## Required task:
Select each line where the word "JSON" appears.
━━━
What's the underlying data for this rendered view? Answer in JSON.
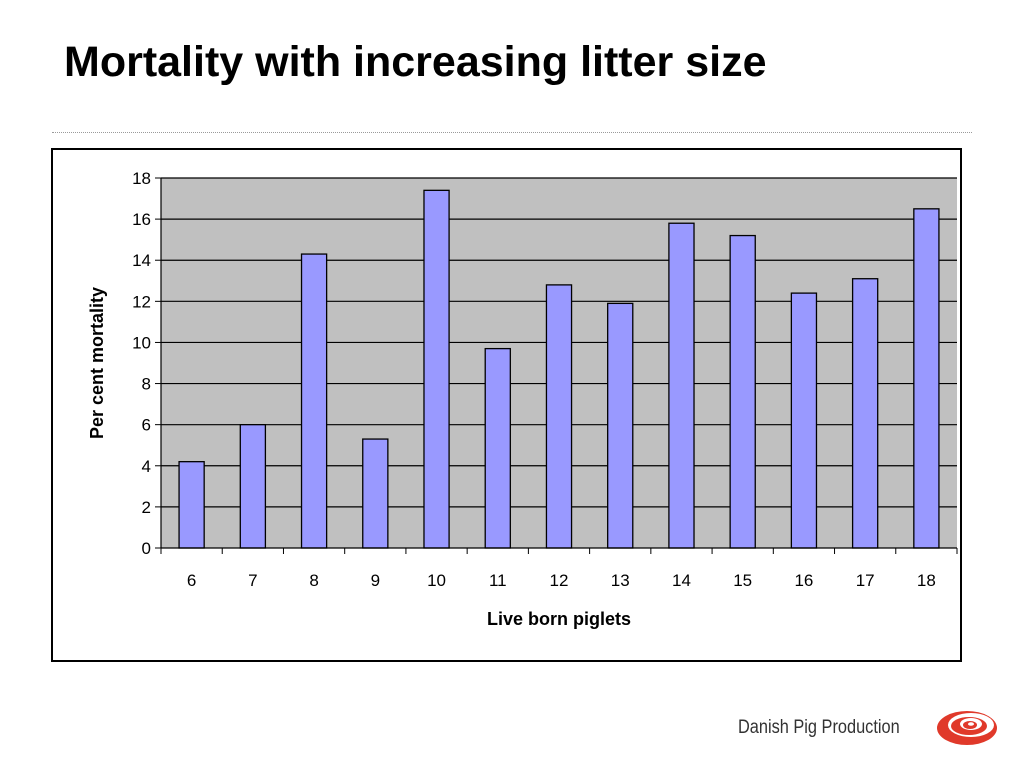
{
  "slide": {
    "title": "Mortality with increasing litter size",
    "brand_name": "Danish Pig Production"
  },
  "colors": {
    "bar_fill": "#9999ff",
    "plot_background": "#c0c0c0",
    "brand_red": "#e0392a"
  },
  "chart_data": {
    "type": "bar",
    "categories": [
      "6",
      "7",
      "8",
      "9",
      "10",
      "11",
      "12",
      "13",
      "14",
      "15",
      "16",
      "17",
      "18"
    ],
    "values": [
      4.2,
      6.0,
      14.3,
      5.3,
      17.4,
      9.7,
      12.8,
      11.9,
      15.8,
      15.2,
      12.4,
      13.1,
      16.5
    ],
    "title": "",
    "xlabel": "Live born piglets",
    "ylabel": "Per cent mortality",
    "ylim": [
      0,
      18
    ],
    "yticks": [
      0,
      2,
      4,
      6,
      8,
      10,
      12,
      14,
      16,
      18
    ],
    "grid": true,
    "legend": "none"
  }
}
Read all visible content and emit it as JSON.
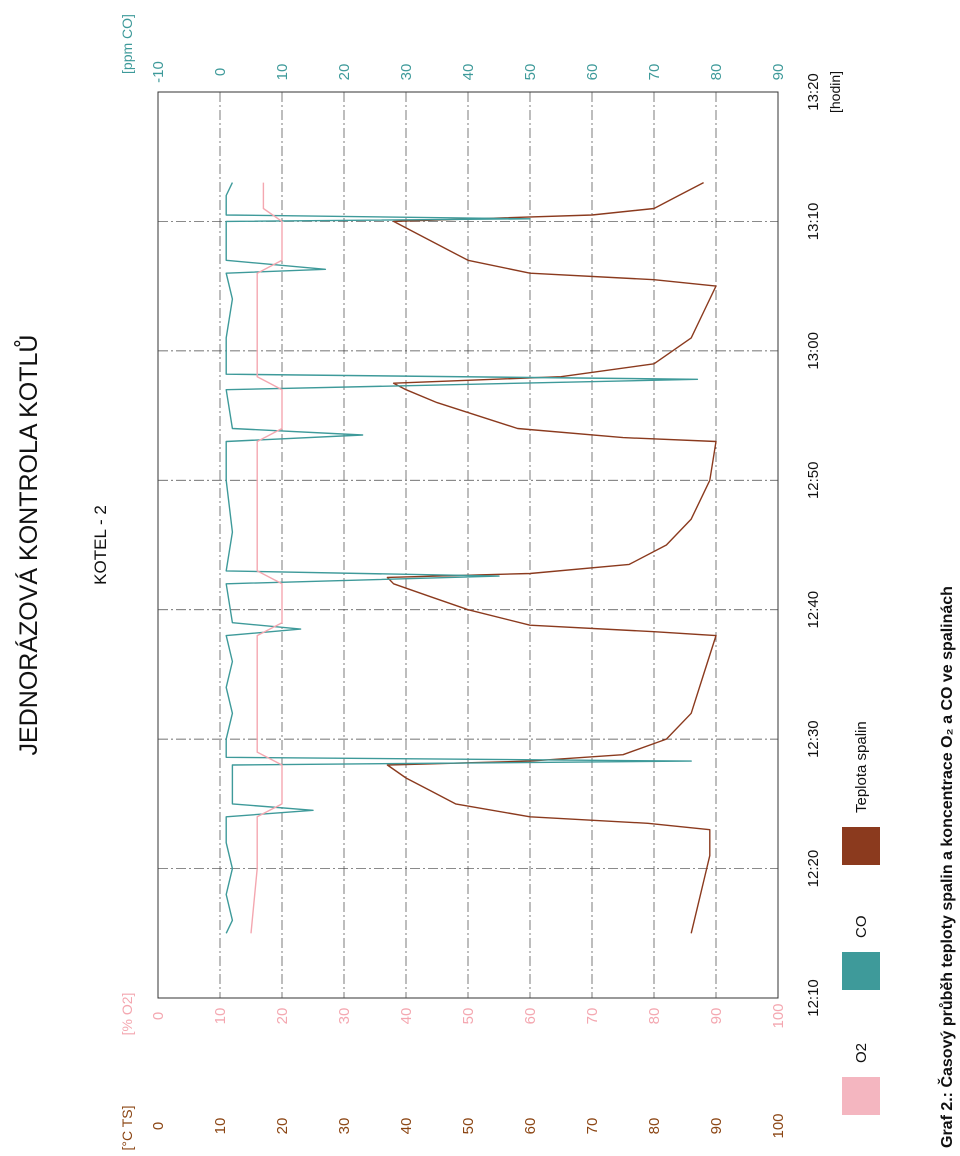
{
  "page_title": "JEDNORÁZOVÁ KONTROLA KOTLŮ",
  "caption": "Graf 2.: Časový průběh teploty spalin a koncentrace O₂ a CO ve spalinách",
  "chart_data": {
    "type": "line",
    "title": "KOTEL - 2",
    "xlabel": "[hodin]",
    "x_ticks": [
      "12:10",
      "12:20",
      "12:30",
      "12:40",
      "12:50",
      "13:00",
      "13:10",
      "13:20"
    ],
    "xlim": [
      "12:10",
      "13:20"
    ],
    "axes": {
      "temperature": {
        "label": "[°C TS]",
        "range": [
          0,
          100
        ],
        "ticks": [
          0,
          10,
          20,
          30,
          40,
          50,
          60,
          70,
          80,
          90,
          100
        ],
        "color": "#8B4513"
      },
      "o2": {
        "label": "[% O2]",
        "range": [
          0,
          100
        ],
        "ticks": [
          0,
          10,
          20,
          30,
          40,
          50,
          60,
          70,
          80,
          90,
          100
        ],
        "color": "#F4A7B0"
      },
      "co": {
        "label": "[ppm CO]",
        "range": [
          -10,
          90
        ],
        "ticks": [
          -10,
          0,
          10,
          20,
          30,
          40,
          50,
          60,
          70,
          80,
          90
        ],
        "color": "#3E9A9A"
      }
    },
    "grid": true,
    "legend_position": "bottom",
    "legend": [
      {
        "label": "O2",
        "color": "#F4B6C0"
      },
      {
        "label": "CO",
        "color": "#3E9A9A"
      },
      {
        "label": "Teplota spalin",
        "color": "#8B3A1E"
      }
    ],
    "series": [
      {
        "name": "Teplota spalin",
        "axis": "temperature",
        "color": "#8B3A1E",
        "points": [
          [
            "12:15",
            86
          ],
          [
            "12:17",
            87
          ],
          [
            "12:19",
            88
          ],
          [
            "12:21",
            89
          ],
          [
            "12:23",
            89
          ],
          [
            "12:23.5",
            79
          ],
          [
            "12:24",
            60
          ],
          [
            "12:25",
            48
          ],
          [
            "12:26",
            44
          ],
          [
            "12:27",
            40
          ],
          [
            "12:28",
            37
          ],
          [
            "12:28.3",
            60
          ],
          [
            "12:28.8",
            75
          ],
          [
            "12:30",
            82
          ],
          [
            "12:32",
            86
          ],
          [
            "12:35",
            88
          ],
          [
            "12:38",
            90
          ],
          [
            "12:38.3",
            80
          ],
          [
            "12:38.8",
            60
          ],
          [
            "12:40",
            50
          ],
          [
            "12:41",
            44
          ],
          [
            "12:42",
            38
          ],
          [
            "12:42.5",
            37
          ],
          [
            "12:42.8",
            60
          ],
          [
            "12:43.5",
            76
          ],
          [
            "12:45",
            82
          ],
          [
            "12:47",
            86
          ],
          [
            "12:50",
            89
          ],
          [
            "12:53",
            90
          ],
          [
            "12:53.3",
            75
          ],
          [
            "12:54",
            58
          ],
          [
            "12:56",
            45
          ],
          [
            "12:57",
            40
          ],
          [
            "12:57.5",
            38
          ],
          [
            "12:58",
            65
          ],
          [
            "12:59",
            80
          ],
          [
            "13:01",
            86
          ],
          [
            "13:03",
            88
          ],
          [
            "13:05",
            90
          ],
          [
            "13:05.5",
            80
          ],
          [
            "13:06",
            60
          ],
          [
            "13:07",
            50
          ],
          [
            "13:09",
            42
          ],
          [
            "13:10",
            38
          ],
          [
            "13:10.5",
            70
          ],
          [
            "13:11",
            80
          ],
          [
            "13:12",
            84
          ],
          [
            "13:13",
            88
          ]
        ]
      },
      {
        "name": "CO",
        "axis": "co",
        "color": "#3E9A9A",
        "points": [
          [
            "12:15",
            1
          ],
          [
            "12:16",
            2
          ],
          [
            "12:18",
            1
          ],
          [
            "12:20",
            2
          ],
          [
            "12:22",
            1
          ],
          [
            "12:24",
            1
          ],
          [
            "12:24.5",
            15
          ],
          [
            "12:25",
            2
          ],
          [
            "12:27",
            2
          ],
          [
            "12:28",
            2
          ],
          [
            "12:28.3",
            76
          ],
          [
            "12:28.6",
            1
          ],
          [
            "12:30",
            1
          ],
          [
            "12:32",
            2
          ],
          [
            "12:34",
            1
          ],
          [
            "12:36",
            2
          ],
          [
            "12:38",
            1
          ],
          [
            "12:38.5",
            13
          ],
          [
            "12:39",
            2
          ],
          [
            "12:42",
            1
          ],
          [
            "12:42.6",
            45
          ],
          [
            "12:43",
            1
          ],
          [
            "12:46",
            2
          ],
          [
            "12:50",
            1
          ],
          [
            "12:53",
            1
          ],
          [
            "12:53.5",
            23
          ],
          [
            "12:54",
            2
          ],
          [
            "12:57",
            1
          ],
          [
            "12:57.8",
            77
          ],
          [
            "12:58.2",
            1
          ],
          [
            "13:01",
            1
          ],
          [
            "13:04",
            2
          ],
          [
            "13:06",
            1
          ],
          [
            "13:06.3",
            17
          ],
          [
            "13:07",
            1
          ],
          [
            "13:10",
            1
          ],
          [
            "13:10.2",
            50
          ],
          [
            "13:10.5",
            1
          ],
          [
            "13:12",
            1
          ],
          [
            "13:13",
            2
          ]
        ]
      },
      {
        "name": "O2",
        "axis": "o2",
        "color": "#F4A7B0",
        "points": [
          [
            "12:15",
            15
          ],
          [
            "12:20",
            16
          ],
          [
            "12:24",
            16
          ],
          [
            "12:25",
            20
          ],
          [
            "12:28",
            20
          ],
          [
            "12:29",
            16
          ],
          [
            "12:38",
            16
          ],
          [
            "12:39",
            20
          ],
          [
            "12:42",
            20
          ],
          [
            "12:43",
            16
          ],
          [
            "12:53",
            16
          ],
          [
            "12:54",
            20
          ],
          [
            "12:57",
            20
          ],
          [
            "12:58",
            16
          ],
          [
            "13:06",
            16
          ],
          [
            "13:07",
            20
          ],
          [
            "13:10",
            20
          ],
          [
            "13:11",
            17
          ],
          [
            "13:13",
            17
          ]
        ]
      }
    ]
  }
}
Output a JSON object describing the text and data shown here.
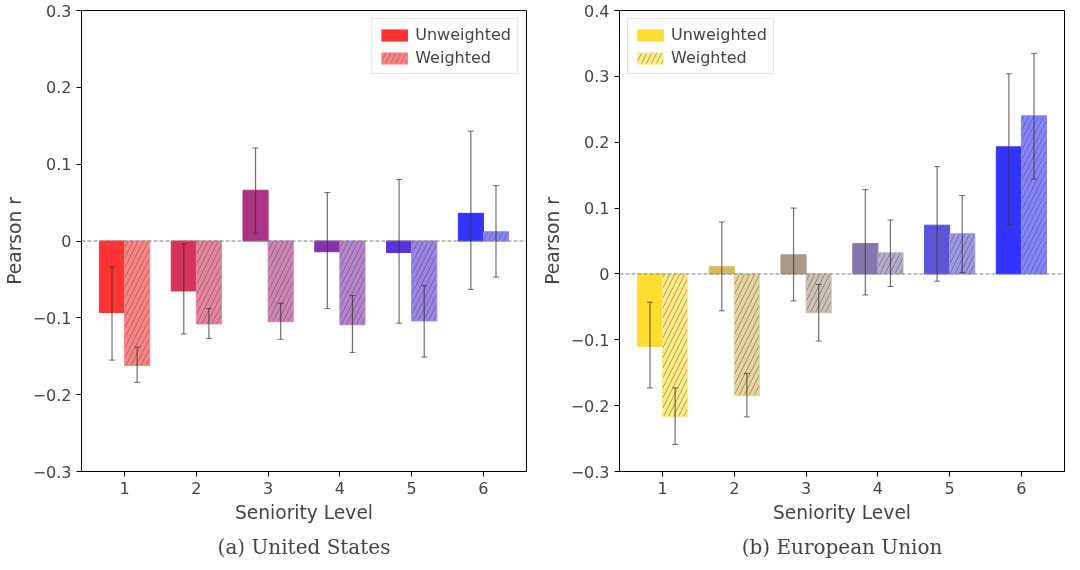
━━━
## Expected answer:
What's the underlying data for this rendered view? Answer in JSON.
Read all visible content and emit it as JSON.
Output a JSON object describing the text and data shown here.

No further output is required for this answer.